**** EXTRACTED RECORDS ****
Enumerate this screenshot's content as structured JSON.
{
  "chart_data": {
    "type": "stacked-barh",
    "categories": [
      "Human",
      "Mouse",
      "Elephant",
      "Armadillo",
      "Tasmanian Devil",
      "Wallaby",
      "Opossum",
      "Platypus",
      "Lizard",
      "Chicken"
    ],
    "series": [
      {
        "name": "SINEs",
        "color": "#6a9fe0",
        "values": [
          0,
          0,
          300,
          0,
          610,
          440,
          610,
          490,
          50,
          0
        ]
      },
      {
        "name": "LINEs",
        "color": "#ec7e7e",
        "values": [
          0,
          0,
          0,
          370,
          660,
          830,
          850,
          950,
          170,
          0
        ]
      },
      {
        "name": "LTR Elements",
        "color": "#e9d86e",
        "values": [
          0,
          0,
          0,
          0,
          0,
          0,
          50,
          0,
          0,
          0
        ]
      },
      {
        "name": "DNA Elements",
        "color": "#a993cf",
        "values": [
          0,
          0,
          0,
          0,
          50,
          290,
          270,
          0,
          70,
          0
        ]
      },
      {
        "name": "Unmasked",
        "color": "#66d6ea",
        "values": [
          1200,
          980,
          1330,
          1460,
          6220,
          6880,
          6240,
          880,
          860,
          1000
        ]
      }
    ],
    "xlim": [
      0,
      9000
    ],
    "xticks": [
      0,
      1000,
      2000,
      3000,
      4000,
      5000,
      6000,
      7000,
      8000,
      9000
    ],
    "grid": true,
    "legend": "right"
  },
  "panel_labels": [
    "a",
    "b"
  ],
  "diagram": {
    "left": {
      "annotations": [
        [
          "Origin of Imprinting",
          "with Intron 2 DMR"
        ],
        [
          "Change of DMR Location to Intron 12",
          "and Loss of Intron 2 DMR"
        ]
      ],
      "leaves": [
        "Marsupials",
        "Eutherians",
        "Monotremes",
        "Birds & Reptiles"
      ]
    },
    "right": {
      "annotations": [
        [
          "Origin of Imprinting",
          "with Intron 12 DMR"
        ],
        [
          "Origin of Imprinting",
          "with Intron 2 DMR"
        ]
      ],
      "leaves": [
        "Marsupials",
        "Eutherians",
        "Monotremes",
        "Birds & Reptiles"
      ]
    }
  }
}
****
### STATED PROBLEM:
From the records, copy every line that has the string "Intron" in it.

### OUTPUT FOR THIS TASK:
          "with Intron 2 DMR"
          "Change of DMR Location to Intron 12",
          "and Loss of Intron 2 DMR"
          "with Intron 12 DMR"
          "with Intron 2 DMR"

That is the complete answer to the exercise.